=== Prompt ===
Go through the records and extract every line with the word "JSON".

<<<<

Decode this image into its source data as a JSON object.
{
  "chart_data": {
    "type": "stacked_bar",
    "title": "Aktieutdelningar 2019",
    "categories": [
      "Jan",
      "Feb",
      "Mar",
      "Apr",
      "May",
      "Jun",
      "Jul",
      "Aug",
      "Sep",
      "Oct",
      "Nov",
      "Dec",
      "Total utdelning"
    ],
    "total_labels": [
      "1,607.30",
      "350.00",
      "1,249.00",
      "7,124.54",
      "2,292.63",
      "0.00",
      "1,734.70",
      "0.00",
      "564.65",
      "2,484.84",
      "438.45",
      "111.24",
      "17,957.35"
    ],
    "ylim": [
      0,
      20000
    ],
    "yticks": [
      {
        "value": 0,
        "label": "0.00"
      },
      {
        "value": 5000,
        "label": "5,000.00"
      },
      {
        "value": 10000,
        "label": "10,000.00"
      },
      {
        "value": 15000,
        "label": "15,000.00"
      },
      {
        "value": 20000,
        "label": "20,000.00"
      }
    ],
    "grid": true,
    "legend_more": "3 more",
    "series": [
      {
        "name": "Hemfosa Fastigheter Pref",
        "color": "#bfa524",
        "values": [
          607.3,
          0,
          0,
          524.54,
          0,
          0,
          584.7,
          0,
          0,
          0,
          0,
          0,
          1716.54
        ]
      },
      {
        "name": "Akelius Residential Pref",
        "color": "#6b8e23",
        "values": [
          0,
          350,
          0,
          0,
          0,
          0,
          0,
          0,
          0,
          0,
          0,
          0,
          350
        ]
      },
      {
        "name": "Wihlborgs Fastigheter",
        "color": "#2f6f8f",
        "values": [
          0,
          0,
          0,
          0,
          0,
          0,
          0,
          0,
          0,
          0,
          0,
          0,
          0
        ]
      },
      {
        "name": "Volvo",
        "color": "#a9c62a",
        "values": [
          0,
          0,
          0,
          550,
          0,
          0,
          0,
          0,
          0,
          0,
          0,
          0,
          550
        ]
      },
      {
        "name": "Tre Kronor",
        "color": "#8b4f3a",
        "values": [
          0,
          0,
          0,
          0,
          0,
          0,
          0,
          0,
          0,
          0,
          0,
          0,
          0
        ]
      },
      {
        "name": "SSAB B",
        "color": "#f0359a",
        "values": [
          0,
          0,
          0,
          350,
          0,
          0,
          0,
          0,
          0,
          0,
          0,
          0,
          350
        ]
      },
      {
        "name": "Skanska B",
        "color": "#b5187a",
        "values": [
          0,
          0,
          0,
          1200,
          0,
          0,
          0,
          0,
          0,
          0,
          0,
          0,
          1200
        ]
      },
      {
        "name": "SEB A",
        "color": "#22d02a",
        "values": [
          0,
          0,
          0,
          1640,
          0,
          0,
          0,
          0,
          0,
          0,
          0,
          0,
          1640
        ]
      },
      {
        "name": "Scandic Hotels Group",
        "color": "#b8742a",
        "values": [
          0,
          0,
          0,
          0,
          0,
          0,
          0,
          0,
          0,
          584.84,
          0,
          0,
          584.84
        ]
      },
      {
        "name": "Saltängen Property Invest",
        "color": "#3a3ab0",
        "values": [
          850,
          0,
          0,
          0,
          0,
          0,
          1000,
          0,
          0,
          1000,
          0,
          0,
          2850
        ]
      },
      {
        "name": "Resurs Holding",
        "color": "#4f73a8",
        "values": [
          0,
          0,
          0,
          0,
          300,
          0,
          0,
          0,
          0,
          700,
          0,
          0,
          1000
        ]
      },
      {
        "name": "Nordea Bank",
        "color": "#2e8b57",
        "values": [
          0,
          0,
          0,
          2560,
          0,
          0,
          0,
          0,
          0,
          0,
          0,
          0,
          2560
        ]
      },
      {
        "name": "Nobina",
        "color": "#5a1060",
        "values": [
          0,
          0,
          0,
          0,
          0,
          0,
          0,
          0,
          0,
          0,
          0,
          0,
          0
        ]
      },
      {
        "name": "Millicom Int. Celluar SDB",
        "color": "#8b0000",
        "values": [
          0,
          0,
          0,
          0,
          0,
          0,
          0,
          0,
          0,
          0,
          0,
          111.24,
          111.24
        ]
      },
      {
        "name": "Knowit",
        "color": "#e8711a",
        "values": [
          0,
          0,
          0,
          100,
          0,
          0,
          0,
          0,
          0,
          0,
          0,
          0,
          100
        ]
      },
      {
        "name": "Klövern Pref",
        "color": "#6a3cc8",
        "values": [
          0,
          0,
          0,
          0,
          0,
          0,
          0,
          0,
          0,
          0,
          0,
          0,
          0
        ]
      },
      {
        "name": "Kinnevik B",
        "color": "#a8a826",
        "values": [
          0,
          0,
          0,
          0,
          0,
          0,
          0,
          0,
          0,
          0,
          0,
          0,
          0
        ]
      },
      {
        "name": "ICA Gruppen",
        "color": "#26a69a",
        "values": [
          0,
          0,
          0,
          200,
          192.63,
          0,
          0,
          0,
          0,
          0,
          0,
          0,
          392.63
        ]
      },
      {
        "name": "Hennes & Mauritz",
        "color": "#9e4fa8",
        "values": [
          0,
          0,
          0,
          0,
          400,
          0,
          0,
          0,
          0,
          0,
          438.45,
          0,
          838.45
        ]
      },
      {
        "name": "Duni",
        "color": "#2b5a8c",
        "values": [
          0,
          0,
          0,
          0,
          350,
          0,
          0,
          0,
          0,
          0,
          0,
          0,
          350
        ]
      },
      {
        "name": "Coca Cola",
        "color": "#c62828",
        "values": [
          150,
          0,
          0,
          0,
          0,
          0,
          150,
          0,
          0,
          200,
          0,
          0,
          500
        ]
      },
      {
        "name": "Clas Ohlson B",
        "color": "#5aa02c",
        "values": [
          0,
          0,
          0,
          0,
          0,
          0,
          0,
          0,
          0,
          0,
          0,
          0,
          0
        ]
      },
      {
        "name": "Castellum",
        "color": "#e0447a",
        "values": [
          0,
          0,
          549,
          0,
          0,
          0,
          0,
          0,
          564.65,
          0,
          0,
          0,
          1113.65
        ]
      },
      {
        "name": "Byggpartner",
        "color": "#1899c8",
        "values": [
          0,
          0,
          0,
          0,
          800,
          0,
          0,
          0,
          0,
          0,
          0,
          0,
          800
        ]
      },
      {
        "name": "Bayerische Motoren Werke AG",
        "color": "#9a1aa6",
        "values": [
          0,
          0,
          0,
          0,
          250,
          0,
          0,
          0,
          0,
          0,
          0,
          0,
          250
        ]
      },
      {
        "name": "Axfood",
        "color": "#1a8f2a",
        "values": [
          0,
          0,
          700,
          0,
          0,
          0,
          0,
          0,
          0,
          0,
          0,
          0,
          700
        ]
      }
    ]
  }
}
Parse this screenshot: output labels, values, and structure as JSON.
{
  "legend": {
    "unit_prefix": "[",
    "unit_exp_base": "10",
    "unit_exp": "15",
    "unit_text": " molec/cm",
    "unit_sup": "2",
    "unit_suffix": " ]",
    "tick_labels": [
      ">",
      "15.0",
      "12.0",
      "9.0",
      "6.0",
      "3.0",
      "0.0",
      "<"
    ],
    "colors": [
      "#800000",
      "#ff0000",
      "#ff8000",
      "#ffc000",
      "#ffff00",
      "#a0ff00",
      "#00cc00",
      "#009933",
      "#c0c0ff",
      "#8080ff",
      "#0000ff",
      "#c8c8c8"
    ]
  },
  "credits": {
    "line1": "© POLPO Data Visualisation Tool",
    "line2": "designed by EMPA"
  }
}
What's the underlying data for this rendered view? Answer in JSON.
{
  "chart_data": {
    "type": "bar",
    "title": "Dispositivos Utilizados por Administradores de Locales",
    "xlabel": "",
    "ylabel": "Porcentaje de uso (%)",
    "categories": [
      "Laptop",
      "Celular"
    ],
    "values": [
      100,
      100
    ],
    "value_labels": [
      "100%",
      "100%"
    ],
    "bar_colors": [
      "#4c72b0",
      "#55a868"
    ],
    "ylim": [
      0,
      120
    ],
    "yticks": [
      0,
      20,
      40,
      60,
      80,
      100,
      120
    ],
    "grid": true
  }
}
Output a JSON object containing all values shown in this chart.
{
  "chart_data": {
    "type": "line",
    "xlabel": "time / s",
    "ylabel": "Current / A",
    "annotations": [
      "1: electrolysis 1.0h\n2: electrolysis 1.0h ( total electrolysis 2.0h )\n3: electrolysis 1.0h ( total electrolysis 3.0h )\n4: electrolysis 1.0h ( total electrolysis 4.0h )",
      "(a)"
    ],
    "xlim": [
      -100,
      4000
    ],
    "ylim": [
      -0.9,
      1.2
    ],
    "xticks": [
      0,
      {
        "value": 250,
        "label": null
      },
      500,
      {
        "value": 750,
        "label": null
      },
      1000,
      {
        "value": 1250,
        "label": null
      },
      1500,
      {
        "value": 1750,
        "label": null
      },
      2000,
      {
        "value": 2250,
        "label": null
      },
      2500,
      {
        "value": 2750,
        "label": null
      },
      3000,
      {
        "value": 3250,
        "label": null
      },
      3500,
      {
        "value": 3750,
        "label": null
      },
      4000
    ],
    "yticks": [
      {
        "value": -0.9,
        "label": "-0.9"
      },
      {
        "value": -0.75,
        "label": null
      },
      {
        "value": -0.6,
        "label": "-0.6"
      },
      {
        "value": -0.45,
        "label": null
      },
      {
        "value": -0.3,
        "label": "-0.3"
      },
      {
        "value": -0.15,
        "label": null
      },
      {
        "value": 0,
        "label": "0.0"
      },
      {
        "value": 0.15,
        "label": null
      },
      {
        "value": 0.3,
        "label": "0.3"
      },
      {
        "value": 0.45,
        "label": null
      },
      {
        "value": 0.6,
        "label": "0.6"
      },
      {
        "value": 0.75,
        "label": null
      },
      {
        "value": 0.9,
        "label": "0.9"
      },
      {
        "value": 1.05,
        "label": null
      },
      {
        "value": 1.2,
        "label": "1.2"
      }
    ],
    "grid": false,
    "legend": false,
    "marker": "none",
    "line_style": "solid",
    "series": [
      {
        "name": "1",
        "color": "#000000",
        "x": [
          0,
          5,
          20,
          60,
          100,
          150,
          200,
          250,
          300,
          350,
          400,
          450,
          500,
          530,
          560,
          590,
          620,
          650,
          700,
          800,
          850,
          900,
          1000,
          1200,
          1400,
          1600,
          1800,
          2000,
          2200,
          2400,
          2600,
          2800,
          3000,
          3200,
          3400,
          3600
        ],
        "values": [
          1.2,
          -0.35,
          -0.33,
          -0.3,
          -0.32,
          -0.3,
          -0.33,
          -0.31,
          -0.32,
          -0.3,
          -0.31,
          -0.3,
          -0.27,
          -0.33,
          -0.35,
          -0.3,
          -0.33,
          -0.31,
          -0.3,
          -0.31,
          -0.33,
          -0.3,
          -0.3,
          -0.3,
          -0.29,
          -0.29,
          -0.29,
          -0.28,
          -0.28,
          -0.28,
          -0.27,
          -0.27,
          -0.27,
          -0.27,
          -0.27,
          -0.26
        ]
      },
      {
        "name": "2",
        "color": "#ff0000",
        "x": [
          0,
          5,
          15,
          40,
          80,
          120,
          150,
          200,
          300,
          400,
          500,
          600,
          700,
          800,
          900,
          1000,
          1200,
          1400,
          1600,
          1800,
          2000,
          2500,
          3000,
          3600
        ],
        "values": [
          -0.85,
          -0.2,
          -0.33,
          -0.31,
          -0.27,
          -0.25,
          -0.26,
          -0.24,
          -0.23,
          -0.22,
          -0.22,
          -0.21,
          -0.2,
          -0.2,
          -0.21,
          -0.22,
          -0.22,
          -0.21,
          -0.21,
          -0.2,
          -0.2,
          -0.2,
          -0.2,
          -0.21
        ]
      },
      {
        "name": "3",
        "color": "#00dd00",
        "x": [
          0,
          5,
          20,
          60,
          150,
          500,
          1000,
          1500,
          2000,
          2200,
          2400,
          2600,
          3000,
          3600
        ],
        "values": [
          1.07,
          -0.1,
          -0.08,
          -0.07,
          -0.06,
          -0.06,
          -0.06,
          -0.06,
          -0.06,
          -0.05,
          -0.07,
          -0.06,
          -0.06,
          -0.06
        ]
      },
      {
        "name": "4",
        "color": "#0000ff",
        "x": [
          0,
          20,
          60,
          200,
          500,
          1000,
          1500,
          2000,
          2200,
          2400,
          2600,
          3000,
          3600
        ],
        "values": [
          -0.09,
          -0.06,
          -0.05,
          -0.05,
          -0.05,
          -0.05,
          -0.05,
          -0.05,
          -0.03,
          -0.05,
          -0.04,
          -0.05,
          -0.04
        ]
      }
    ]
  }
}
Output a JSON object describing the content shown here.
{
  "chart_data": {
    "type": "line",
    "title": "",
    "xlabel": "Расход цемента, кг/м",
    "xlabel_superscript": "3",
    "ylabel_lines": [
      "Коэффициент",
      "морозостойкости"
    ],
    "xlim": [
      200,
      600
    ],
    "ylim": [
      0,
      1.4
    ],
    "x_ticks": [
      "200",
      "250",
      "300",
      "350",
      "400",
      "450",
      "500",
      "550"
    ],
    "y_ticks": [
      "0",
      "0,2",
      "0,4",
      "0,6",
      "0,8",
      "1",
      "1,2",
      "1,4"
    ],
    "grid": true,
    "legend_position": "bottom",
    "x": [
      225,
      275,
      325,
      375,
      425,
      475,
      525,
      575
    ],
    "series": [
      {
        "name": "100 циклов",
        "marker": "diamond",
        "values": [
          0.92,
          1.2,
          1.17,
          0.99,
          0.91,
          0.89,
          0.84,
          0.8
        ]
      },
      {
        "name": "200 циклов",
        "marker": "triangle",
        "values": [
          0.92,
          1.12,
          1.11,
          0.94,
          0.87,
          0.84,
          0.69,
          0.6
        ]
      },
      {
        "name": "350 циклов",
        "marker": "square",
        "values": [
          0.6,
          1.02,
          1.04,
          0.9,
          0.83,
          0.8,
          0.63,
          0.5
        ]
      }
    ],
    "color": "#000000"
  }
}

>>>>

=== Written answer ===
Decode this image into its source data as a JSON object.
Parse this screenshot: output labels, values, and structure as JSON.
What's the underlying data for this rendered view? Answer in JSON.
Output a JSON object containing all values shown in this chart.
Output a JSON object describing the content shown here.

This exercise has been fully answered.